Excerpted text ▸
* START *

Overall then, the question arises of what this implies for the surface material of 67P. Our best-fit model reinforces the idea that southern rocky terrain is composed of relatively pristine, volatile-rich material (see e.g. Cambianica et al. 2020; Herny et al. 2021; Davidsson et al. 2022) that produces a high water-outgassing rate with a very steep increasing response to insolation. This may be similar to the water enhanced blocks (WEBs) composed of pebbles (as proposed by Fulle et al. 2019, 2020; and Ciarniello et al. 2021, 2023), or may reflect an enhancement in outgassing from a more deeply penetrating heat-wave due to the constant illumination of polar day (Skorov et al. 2020). This latter suggestion is tentatively supported by the fact that southern rocky terrain must also have a relatively large momentum transfer coefficient, especially in solution 1 (i.e. a sublimation that is very collimated, possibly because it happens at a deep level or is otherwise efficiently channelled). In our preferred solution 2, however, northern dust has an even higher momentum transfer, which complicates this interpretation. The general improvement to the fits using an insolation dependent momentum transfer, as described by Eq. (2), implies a correlation between increasing solar input and increasing gas temperature that is greater than the simple energy balance model. This enhancement is less pronounced in the Fulle et al. (2020) model, due to its lower surface temperatures compared to a pure dust surface. Surfaces that are smooth on a local scale might also be expected to have a higher momentum transfer overall than rough surfaces, where parts of the gas flow will cancel out. This would suggest higher η in the smooth dusty plains, which is seen in solution 2, but not in solution 1. On the other hand, rough surfaces may be hotter than smooth ones, depending on the scale of the roughness. Outgassing speed, mass, and momentum flux are clearly coupled to the material structure and surface shape in a complex way that requires further thermophysical modelling to disentangle.

* END *

Dataset entries ▸

* START *

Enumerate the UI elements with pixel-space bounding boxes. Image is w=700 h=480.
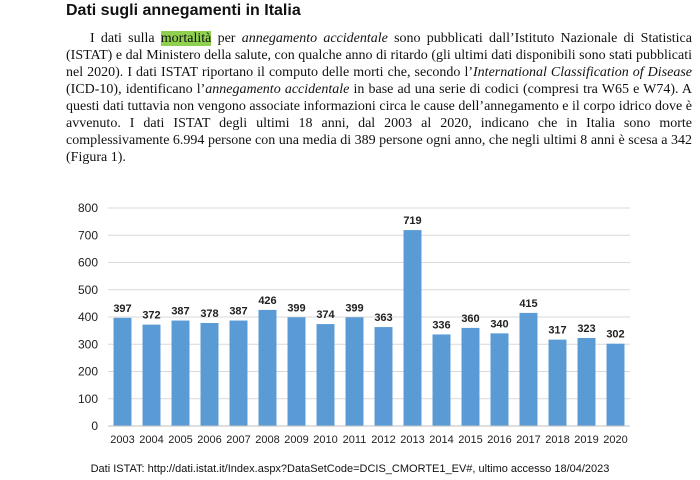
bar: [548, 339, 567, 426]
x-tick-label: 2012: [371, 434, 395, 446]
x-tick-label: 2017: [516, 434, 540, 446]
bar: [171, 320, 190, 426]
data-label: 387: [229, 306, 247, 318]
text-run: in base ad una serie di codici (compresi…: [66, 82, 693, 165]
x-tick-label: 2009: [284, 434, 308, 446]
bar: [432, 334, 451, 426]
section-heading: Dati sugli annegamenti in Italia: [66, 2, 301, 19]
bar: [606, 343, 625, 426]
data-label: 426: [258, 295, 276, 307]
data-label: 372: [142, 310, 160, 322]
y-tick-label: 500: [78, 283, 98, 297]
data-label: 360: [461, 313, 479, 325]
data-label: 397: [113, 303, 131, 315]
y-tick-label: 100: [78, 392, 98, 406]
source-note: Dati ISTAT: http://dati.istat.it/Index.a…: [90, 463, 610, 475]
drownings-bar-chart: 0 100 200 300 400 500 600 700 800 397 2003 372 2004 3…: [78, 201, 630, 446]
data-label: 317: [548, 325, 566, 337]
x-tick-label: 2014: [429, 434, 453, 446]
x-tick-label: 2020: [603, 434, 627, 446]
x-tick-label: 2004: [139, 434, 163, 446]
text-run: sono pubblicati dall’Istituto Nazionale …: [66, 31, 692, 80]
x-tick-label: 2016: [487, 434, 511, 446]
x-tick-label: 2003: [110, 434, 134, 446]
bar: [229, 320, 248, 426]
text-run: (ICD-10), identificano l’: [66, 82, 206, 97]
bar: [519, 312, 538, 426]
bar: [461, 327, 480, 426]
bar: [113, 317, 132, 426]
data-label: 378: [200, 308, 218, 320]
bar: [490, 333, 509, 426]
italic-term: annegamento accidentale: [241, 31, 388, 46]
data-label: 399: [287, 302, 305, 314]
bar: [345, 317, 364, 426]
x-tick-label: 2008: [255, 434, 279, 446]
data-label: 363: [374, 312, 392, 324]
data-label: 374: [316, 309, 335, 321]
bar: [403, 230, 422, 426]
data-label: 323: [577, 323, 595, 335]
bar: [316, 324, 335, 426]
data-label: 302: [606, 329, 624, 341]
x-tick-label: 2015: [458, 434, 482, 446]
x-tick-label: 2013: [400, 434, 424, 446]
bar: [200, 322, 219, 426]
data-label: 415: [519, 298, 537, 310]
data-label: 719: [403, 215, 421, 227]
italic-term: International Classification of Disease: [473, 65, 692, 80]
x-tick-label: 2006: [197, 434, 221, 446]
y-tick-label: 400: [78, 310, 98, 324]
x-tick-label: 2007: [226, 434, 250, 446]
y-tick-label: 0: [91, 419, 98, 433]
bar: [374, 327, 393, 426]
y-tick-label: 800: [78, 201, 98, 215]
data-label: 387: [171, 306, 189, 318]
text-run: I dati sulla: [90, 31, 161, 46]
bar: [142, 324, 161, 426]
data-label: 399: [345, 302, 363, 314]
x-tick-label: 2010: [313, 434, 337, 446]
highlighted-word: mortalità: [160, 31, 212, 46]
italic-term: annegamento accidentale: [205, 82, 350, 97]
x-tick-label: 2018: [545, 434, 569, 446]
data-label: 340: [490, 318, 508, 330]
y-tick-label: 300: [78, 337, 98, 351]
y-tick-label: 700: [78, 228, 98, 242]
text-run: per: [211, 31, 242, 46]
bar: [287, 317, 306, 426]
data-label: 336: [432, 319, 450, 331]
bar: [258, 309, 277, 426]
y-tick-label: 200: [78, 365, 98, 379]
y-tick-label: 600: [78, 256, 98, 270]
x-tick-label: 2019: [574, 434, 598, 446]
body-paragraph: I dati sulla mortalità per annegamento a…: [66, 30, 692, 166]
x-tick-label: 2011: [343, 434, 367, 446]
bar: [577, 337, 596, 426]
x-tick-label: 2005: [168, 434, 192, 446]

* END *

Task requirements ▸
1 > Translate into Spanish this sentence from the excerpt on comet 67P's surface material: "Surfaces that are smooth on a local scale might also be expected to have a higher momentum transfer overall than rough surfaces, where parts of the gas flow will cancel out."
2 > Extract every line of the records that contains the string "accidentale", where case counts.

Replies ▸
1 > También cabría esperar que las superficies lisas a escala local tengan, en conjunto, una mayor transferencia de momento que las superficies rugosas, donde partes del flujo de gas se anularán entre sí.

2 >
italic-term: annegamento accidentale: [241, 31, 388, 46]
italic-term: annegamento accidentale: [205, 82, 350, 97]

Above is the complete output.